## Aim of the task
Transcribe every line, keeping it exact.

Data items
=====
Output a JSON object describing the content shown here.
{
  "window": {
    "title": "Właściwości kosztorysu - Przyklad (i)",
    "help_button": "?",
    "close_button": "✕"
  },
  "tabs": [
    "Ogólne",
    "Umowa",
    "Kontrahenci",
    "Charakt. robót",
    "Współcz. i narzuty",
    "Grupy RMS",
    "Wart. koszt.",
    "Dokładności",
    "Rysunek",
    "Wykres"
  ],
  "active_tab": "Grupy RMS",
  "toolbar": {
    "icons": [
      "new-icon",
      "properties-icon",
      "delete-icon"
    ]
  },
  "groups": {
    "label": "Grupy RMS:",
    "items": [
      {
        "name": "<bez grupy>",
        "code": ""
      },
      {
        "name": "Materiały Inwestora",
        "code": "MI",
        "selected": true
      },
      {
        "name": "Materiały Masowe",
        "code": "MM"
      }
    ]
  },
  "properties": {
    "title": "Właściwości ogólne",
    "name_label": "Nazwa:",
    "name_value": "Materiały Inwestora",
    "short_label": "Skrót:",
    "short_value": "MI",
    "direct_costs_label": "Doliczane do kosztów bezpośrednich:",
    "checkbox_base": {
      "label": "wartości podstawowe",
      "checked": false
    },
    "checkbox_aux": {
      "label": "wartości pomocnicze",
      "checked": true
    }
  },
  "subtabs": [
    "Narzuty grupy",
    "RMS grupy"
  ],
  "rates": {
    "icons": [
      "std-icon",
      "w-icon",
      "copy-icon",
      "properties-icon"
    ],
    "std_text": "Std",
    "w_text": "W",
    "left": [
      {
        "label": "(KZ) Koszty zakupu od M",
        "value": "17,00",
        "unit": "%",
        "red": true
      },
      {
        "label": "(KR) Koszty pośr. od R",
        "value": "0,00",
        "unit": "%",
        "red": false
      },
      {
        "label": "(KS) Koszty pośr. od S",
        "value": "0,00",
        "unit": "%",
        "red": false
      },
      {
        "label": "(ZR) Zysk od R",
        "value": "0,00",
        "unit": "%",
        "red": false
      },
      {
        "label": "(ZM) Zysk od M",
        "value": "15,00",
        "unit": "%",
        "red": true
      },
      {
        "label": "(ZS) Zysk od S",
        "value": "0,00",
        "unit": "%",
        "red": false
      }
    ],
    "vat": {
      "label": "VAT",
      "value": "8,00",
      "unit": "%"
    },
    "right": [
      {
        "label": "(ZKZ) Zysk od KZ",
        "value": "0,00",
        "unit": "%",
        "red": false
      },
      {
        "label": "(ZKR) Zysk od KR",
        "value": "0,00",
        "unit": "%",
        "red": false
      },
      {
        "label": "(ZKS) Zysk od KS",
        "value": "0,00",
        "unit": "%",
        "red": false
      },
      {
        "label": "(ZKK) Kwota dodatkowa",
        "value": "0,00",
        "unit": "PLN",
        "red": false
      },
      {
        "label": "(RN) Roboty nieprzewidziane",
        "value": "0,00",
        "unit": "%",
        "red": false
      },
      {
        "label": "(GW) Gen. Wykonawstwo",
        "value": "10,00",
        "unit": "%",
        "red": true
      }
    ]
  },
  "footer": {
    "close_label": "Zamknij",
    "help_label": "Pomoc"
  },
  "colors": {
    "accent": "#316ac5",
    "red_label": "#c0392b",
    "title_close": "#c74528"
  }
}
=====
## Output of the task
Output a JSON object describing the content shown here.
{
  "window": {
    "title": "Właściwości kosztorysu - Przyklad (i)",
    "help_button": "?",
    "close_button": "✕"
  },
  "tabs": [
    "Ogólne",
    "Umowa",
    "Kontrahenci",
    "Charakt. robót",
    "Współcz. i narzuty",
    "Grupy RMS",
    "Wart. koszt.",
    "Dokładności",
    "Rysunek",
    "Wykres"
  ],
  "active_tab": "Grupy RMS",
  "toolbar": {
    "icons": [
      "new-icon",
      "properties-icon",
      "delete-icon"
    ]
  },
  "groups": {
    "label": "Grupy RMS:",
    "items": [
      {
        "name": "<bez grupy>",
        "code": ""
      },
      {
        "name": "Materiały Inwestora",
        "code": "MI",
        "selected": true
      },
      {
        "name": "Materiały Masowe",
        "code": "MM"
      }
    ]
  },
  "properties": {
    "title": "Właściwości ogólne",
    "name_label": "Nazwa:",
    "name_value": "Materiały Inwestora",
    "short_label": "Skrót:",
    "short_value": "MI",
    "direct_costs_label": "Doliczane do kosztów bezpośrednich:",
    "checkbox_base": {
      "label": "wartości podstawowe",
      "checked": false
    },
    "checkbox_aux": {
      "label": "wartości pomocnicze",
      "checked": true
    }
  },
  "subtabs": [
    "Narzuty grupy",
    "RMS grupy"
  ],
  "rates": {
    "icons": [
      "std-icon",
      "w-icon",
      "copy-icon",
      "properties-icon"
    ],
    "std_text": "Std",
    "w_text": "W",
    "left": [
      {
        "label": "(KZ) Koszty zakupu od M",
        "value": "17,00",
        "unit": "%",
        "red": true
      },
      {
        "label": "(KR) Koszty pośr. od R",
        "value": "0,00",
        "unit": "%",
        "red": false
      },
      {
        "label": "(KS) Koszty pośr. od S",
        "value": "0,00",
        "unit": "%",
        "red": false
      },
      {
        "label": "(ZR) Zysk od R",
        "value": "0,00",
        "unit": "%",
        "red": false
      },
      {
        "label": "(ZM) Zysk od M",
        "value": "15,00",
        "unit": "%",
        "red": true
      },
      {
        "label": "(ZS) Zysk od S",
        "value": "0,00",
        "unit": "%",
        "red": false
      }
    ],
    "vat": {
      "label": "VAT",
      "value": "8,00",
      "unit": "%"
    },
    "right": [
      {
        "label": "(ZKZ) Zysk od KZ",
        "value": "0,00",
        "unit": "%",
        "red": false
      },
      {
        "label": "(ZKR) Zysk od KR",
        "value": "0,00",
        "unit": "%",
        "red": false
      },
      {
        "label": "(ZKS) Zysk od KS",
        "value": "0,00",
        "unit": "%",
        "red": false
      },
      {
        "label": "(ZKK) Kwota dodatkowa",
        "value": "0,00",
        "unit": "PLN",
        "red": false
      },
      {
        "label": "(RN) Roboty nieprzewidziane",
        "value": "0,00",
        "unit": "%",
        "red": false
      },
      {
        "label": "(GW) Gen. Wykonawstwo",
        "value": "10,00",
        "unit": "%",
        "red": true
      }
    ]
  },
  "footer": {
    "close_label": "Zamknij",
    "help_label": "Pomoc"
  },
  "colors": {
    "accent": "#316ac5",
    "red_label": "#c0392b",
    "title_close": "#c74528"
  }
}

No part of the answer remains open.